Adolescent Identity Formation and the School Environment
Source TitleThe Translational Design of Schools: An Evidence-Based Approach to Aligning Pedagogy and Learning Environments
AffiliationArchitecture, Building and Planning
CitationsAbbassi, N. (2016). Adolescent Identity Formation and the School Environment. Fisher, K (Ed.). The Translational Design of Schools: An Evidence-Based Approach to Aligning Pedagogy and Learning Environments, (1), pp.83-103. Sense Publishers.
Access StatusOpen Access
Forming an identity that sets a firm foundation for adulthood is the central developmental concern and issue of adolescence. Identity formation is a lifelong development which begins from “the baby’s earliest exchange of smiles” (Erikson, 2008, p. 226). Nevertheless, it significantly emerges to individuals’ consciousness or awareness during adolescence due to some significant physical and psychological changes as well as the emergence of new social expectations from the individuals (Adamson & Lyxell, 1996). School is among the important contexts within which adolescent identity formation unfolds. Despite a great deal of theoretical discussions and empirical studies in disciplines of psychology and education, little is known about the ways that school environments might support adolescents in their developmental task of identity formation. Similarly, discussions about identity formation during adolescence seem to be missing when designing a new school or refurbishing an existing one. There is a clear knowledge gap about the impacts of school environments on adolescent identity formation and much of the potential of these environments in supporting this developmental task are left untouched. This chapter presents an interpretation of identity formation that informs creating school environments responsive to this crucial developmental task during adolescence. A school environment was considered in terms of its social, pedagogical, organisational and other key components. Nevertheless, a particular emphasis was placed on the physical component of school environments. Such insights are expected to contribute to an understanding and awareness of identity formation for educational planners, architects, educators and all others involved in the planning, design and decision making and hopefully creating school environments that support adolescent identity formation.

## [SUPPLIED INFORMATION]
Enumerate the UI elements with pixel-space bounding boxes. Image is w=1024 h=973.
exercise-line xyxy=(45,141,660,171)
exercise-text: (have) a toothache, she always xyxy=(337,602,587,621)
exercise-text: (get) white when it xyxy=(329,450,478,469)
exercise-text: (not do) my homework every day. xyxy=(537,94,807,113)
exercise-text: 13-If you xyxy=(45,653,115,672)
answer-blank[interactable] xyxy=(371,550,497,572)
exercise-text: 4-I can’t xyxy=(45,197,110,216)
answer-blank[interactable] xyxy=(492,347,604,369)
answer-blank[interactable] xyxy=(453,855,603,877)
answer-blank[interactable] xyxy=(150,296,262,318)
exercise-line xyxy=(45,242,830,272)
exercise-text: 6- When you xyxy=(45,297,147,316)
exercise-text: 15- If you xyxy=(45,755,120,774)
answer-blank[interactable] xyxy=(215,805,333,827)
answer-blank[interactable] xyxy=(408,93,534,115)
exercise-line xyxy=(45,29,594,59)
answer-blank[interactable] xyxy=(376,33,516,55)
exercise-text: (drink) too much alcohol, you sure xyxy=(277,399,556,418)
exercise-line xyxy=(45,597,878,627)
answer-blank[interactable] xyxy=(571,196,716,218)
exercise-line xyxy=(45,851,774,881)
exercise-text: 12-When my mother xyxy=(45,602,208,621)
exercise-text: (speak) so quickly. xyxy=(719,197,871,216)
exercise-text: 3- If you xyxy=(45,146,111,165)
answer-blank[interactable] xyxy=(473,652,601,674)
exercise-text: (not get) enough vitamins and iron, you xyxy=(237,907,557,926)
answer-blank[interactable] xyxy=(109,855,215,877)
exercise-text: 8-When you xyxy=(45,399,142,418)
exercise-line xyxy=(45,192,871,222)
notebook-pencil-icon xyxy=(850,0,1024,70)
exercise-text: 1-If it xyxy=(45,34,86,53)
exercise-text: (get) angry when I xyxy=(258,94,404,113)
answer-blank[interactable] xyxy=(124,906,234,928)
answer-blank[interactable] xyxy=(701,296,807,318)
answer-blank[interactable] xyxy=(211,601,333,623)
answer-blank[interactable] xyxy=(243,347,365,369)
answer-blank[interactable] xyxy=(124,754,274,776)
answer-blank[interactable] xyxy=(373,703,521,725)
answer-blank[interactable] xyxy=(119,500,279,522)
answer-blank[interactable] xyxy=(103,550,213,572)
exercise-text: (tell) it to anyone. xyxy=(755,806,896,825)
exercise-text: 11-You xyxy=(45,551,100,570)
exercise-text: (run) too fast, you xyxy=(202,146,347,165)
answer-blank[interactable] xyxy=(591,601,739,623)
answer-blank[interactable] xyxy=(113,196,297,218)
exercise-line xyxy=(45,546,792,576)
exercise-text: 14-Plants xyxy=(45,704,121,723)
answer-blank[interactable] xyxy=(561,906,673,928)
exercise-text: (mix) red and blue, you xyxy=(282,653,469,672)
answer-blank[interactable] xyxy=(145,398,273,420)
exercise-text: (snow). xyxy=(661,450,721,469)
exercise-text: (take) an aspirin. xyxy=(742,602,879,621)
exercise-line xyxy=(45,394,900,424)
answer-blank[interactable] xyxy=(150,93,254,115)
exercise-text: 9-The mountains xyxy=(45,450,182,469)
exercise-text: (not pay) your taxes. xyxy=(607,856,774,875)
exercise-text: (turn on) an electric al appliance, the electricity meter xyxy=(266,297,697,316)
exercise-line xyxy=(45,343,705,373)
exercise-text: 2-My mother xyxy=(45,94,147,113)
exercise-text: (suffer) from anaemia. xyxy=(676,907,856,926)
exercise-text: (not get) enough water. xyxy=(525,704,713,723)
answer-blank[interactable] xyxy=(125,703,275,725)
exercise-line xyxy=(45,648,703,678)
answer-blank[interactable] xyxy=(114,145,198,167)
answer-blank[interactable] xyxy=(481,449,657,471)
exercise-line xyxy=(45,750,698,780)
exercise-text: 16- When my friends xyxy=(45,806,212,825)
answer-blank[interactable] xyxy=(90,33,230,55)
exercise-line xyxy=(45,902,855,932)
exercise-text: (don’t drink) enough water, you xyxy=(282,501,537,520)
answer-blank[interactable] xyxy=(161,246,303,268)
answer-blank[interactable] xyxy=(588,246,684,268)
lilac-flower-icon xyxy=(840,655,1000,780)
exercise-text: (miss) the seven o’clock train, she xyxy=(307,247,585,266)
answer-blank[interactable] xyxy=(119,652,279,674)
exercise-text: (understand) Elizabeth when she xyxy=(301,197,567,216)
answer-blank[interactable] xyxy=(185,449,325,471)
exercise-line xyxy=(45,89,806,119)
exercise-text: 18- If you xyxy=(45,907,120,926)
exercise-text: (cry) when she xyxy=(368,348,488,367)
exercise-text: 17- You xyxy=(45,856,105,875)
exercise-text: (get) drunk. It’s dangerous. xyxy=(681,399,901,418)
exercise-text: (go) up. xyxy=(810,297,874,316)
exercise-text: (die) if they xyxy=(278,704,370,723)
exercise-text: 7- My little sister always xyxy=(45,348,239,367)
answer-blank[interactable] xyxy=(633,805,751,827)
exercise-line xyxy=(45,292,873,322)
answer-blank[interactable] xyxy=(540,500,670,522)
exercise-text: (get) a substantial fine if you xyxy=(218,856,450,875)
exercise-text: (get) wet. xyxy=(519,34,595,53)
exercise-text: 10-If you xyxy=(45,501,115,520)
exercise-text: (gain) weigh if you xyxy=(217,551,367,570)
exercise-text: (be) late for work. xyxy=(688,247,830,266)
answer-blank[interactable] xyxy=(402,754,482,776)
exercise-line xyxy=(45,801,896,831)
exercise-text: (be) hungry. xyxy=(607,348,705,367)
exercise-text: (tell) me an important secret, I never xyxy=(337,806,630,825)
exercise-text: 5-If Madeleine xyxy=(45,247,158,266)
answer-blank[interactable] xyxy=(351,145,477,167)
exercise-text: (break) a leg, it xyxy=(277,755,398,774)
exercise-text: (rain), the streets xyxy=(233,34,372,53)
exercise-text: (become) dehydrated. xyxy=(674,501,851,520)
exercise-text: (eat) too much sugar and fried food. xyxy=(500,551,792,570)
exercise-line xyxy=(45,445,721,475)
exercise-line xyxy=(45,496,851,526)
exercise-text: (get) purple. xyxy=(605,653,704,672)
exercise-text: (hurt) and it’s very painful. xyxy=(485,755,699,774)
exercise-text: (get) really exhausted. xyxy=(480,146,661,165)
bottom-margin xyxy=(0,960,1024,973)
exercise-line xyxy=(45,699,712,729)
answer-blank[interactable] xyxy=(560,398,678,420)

## [TASK OBJECTIVE]
Translate this sentence from the abstract on adolescent identity formation into Spanish: "School is among the important contexts within which adolescent identity formation unfolds." The items above are separate material and have no connection to the abstract on adolescent identity formation.

## [WRITTEN REPLY]
La escuela es uno de los contextos importantes en los que se desarrolla la formación de la identidad adolescente.